__Material for this task__
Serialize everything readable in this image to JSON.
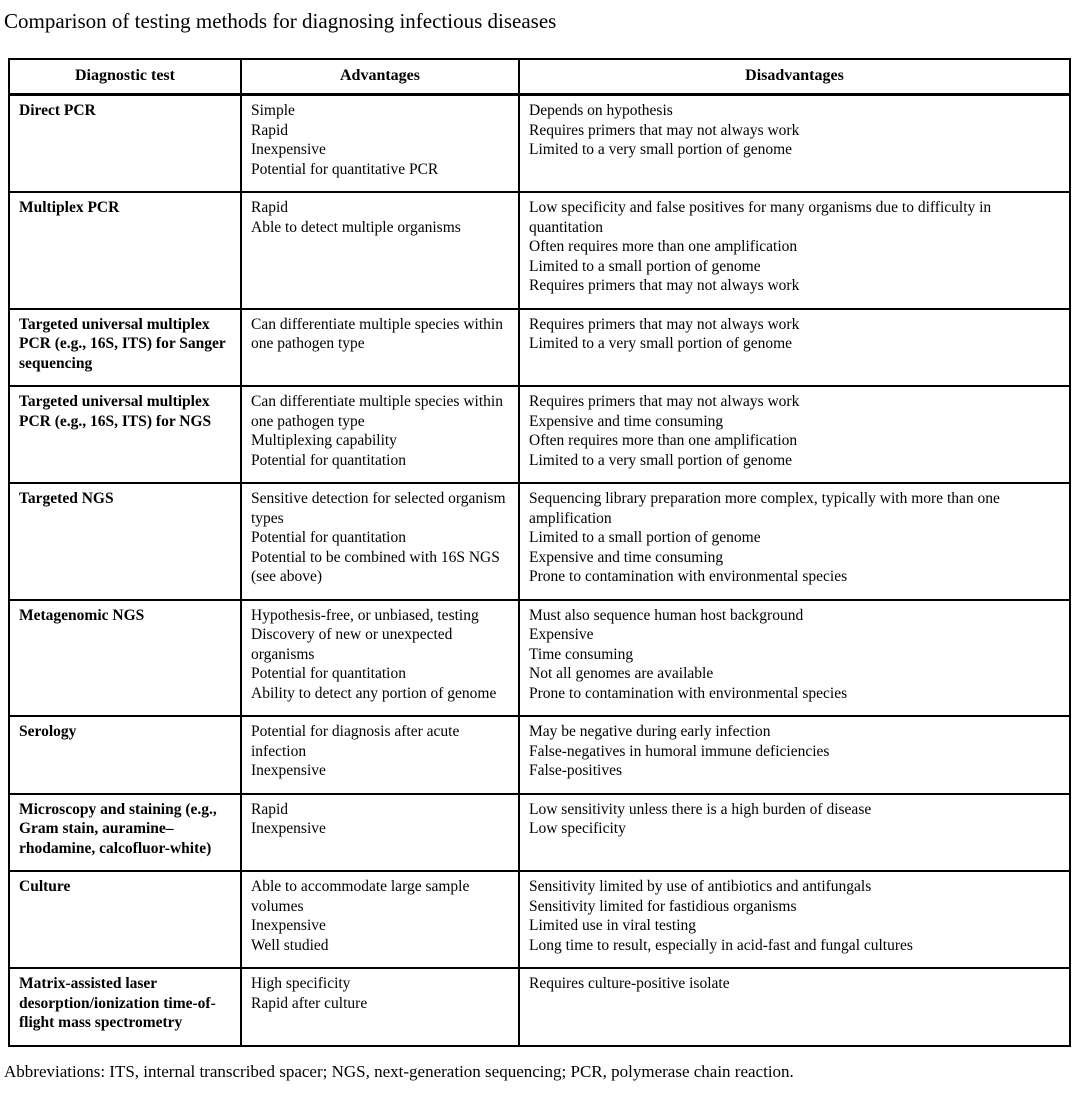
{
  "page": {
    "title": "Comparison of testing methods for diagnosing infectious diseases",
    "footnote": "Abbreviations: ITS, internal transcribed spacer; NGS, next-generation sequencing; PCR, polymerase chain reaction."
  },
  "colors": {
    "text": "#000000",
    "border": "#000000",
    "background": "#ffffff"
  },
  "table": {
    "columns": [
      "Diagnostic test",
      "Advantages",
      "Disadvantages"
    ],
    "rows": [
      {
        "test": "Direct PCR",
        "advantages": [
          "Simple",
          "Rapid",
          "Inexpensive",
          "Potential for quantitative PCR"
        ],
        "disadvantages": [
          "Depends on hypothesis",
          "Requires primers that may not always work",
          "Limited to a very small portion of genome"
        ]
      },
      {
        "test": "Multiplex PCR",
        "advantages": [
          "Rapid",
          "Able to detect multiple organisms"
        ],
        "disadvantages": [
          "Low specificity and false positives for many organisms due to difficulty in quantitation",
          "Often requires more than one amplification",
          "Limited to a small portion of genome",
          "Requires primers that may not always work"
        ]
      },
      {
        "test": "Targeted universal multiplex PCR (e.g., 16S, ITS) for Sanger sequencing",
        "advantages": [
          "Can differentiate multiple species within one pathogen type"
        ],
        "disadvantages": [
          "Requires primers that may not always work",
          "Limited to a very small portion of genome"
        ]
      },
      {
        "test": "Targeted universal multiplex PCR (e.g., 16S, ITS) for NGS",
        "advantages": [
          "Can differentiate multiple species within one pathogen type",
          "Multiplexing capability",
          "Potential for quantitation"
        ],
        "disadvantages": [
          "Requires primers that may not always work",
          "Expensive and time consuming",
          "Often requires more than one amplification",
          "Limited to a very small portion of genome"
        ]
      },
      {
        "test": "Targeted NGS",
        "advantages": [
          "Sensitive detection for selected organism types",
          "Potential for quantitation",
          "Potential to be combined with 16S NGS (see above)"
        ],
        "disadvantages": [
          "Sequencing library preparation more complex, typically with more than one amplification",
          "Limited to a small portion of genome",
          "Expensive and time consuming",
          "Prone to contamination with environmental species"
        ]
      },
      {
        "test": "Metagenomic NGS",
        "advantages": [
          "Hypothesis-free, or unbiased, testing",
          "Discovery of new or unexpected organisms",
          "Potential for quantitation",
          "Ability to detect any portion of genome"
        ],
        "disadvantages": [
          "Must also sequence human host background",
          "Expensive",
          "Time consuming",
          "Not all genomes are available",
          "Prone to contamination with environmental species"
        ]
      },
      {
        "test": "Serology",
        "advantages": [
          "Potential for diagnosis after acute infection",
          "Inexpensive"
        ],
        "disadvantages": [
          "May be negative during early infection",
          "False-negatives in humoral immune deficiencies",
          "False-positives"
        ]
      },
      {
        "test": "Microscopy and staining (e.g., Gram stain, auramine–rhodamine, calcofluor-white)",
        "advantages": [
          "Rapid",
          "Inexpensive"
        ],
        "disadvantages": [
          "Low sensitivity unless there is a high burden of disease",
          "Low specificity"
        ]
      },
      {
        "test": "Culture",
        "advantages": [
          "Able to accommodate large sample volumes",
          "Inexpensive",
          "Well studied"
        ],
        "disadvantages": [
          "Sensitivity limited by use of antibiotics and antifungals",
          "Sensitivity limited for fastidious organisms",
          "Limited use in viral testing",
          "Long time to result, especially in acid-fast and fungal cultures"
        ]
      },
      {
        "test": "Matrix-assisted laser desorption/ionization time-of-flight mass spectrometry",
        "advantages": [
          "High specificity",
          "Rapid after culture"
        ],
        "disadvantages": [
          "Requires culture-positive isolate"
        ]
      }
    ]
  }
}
--
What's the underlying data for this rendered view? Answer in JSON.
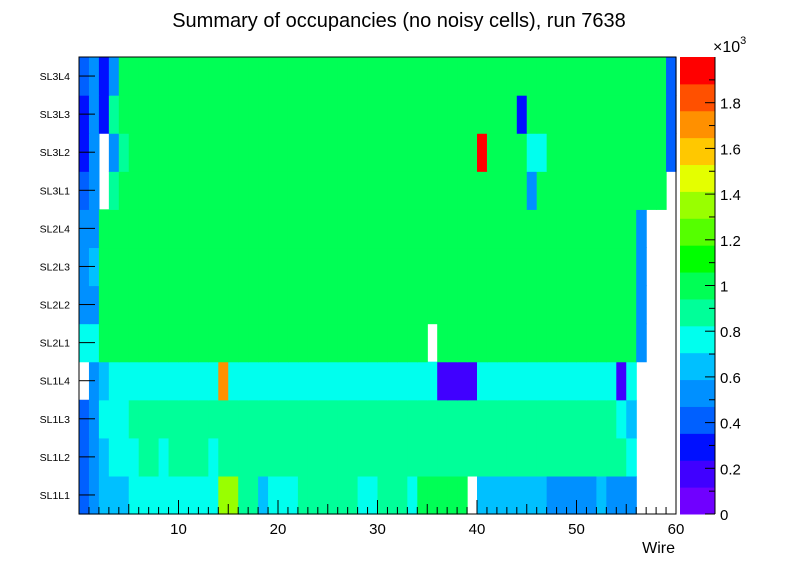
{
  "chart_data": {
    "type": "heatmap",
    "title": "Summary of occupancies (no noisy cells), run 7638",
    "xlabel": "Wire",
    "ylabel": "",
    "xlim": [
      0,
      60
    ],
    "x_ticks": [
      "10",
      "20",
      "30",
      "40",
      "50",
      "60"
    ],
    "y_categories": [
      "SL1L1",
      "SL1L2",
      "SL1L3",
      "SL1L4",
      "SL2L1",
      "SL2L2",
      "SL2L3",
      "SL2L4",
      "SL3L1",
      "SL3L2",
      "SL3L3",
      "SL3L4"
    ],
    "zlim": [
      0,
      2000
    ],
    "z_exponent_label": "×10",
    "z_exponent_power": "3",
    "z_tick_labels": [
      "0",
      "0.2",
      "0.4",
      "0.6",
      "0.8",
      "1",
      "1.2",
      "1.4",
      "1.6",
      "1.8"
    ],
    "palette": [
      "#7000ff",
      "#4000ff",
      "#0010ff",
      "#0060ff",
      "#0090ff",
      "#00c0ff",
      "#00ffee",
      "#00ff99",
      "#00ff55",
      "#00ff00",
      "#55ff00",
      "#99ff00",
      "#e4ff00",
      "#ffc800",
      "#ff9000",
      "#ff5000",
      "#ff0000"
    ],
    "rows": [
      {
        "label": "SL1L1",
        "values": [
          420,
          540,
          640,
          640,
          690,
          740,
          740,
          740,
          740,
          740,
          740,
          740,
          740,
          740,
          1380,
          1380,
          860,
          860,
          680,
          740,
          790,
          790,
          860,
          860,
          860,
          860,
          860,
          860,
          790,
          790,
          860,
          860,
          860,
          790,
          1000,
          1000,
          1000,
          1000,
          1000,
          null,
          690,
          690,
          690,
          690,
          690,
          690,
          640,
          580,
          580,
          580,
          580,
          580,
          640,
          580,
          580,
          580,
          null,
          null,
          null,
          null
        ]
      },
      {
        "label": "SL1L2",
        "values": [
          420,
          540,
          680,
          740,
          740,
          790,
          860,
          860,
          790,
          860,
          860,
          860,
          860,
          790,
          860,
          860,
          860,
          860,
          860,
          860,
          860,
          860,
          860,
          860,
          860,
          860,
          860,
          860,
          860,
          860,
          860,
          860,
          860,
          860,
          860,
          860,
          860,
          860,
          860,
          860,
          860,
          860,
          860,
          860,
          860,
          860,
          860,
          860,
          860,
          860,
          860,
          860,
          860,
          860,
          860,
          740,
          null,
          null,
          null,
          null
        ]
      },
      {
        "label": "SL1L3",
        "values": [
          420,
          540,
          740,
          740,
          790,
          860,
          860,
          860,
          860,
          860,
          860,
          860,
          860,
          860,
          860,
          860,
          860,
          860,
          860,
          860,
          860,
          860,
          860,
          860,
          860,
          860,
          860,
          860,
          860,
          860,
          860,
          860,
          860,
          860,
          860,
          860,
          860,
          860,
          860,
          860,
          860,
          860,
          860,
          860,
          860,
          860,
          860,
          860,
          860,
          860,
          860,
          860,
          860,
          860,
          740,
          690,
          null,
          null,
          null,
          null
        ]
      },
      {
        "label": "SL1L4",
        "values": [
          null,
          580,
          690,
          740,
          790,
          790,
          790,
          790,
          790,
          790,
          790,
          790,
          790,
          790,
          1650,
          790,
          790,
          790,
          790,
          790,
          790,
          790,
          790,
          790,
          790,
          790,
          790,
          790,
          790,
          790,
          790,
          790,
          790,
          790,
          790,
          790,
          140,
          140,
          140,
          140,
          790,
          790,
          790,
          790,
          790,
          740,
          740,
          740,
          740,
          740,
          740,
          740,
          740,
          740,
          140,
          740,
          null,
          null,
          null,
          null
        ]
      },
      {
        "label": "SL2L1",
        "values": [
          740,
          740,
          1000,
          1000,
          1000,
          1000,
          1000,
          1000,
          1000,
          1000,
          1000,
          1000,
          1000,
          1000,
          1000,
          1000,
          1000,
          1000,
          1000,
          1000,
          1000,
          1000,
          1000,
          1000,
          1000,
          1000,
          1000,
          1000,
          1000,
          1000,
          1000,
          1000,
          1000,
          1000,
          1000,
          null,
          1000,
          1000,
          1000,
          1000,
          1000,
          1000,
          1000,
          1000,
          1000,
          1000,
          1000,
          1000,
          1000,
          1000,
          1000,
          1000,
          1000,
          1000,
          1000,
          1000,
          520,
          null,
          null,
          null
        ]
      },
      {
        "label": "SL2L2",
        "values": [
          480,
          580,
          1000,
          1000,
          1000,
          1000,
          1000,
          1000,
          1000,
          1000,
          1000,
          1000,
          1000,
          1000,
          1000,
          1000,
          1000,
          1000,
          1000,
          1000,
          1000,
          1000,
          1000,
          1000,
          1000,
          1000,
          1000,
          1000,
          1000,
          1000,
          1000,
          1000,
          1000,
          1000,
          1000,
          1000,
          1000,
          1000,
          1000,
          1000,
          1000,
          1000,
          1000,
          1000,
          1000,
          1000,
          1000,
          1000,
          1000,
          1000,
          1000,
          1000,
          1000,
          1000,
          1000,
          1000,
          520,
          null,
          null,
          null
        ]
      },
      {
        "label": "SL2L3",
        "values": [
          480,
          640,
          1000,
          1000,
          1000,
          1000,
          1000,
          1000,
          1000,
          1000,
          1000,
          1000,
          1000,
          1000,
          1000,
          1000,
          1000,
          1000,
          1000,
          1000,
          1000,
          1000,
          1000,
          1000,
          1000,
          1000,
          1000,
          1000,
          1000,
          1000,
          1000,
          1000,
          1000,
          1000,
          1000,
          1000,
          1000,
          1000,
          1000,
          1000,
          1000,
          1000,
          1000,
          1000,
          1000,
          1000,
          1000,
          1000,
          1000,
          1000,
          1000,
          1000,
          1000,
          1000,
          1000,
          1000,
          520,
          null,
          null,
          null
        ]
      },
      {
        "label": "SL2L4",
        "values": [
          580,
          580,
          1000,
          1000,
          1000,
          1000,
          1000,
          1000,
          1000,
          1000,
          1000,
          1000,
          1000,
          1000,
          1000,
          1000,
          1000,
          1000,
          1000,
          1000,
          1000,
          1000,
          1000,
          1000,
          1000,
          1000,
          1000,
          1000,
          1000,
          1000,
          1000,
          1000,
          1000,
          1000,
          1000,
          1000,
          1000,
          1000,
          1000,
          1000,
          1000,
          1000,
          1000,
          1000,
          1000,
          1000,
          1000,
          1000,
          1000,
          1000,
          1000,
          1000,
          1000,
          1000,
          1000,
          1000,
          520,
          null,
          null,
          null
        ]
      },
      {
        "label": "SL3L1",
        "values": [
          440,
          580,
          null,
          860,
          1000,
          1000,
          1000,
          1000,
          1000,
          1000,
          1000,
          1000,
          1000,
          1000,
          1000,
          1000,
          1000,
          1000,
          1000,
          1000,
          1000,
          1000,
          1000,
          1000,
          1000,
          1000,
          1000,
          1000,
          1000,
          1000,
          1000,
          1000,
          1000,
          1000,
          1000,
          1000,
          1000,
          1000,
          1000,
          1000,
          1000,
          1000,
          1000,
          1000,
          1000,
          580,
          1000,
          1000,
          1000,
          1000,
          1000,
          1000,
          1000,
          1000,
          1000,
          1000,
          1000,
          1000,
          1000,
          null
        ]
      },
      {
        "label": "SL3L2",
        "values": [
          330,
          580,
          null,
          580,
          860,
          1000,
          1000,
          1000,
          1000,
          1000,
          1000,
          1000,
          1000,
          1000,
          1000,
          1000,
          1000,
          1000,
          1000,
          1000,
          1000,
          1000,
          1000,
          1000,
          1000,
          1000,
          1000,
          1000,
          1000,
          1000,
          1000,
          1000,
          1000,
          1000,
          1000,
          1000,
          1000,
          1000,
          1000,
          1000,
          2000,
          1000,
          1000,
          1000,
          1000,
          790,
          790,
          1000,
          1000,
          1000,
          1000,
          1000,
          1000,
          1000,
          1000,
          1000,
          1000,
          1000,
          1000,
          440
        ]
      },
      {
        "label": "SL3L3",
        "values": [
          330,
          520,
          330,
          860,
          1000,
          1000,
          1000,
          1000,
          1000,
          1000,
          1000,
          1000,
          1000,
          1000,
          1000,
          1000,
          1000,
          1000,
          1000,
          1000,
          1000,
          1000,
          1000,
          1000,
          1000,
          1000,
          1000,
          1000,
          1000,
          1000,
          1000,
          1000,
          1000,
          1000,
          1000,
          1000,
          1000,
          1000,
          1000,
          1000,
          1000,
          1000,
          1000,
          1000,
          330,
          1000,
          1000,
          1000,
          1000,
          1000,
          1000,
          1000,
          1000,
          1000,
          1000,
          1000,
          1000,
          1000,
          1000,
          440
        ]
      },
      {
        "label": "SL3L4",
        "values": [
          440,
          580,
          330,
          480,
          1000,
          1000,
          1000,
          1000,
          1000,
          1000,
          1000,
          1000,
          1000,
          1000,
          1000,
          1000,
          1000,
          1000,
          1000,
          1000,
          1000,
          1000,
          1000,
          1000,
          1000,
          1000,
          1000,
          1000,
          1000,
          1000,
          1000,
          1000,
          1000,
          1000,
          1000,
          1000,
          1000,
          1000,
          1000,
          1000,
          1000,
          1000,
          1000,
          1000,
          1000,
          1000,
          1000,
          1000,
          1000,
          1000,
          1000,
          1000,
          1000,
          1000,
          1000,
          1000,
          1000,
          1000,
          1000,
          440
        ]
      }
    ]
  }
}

__Exercise__
Scan the data for the word "testing" and copy every line where it shows up.

__Your response__
    "title": "Comparison of testing methods for diagnosing infectious diseases",
          "Hypothesis-free, or unbiased, testing",
          "Limited use in viral testing",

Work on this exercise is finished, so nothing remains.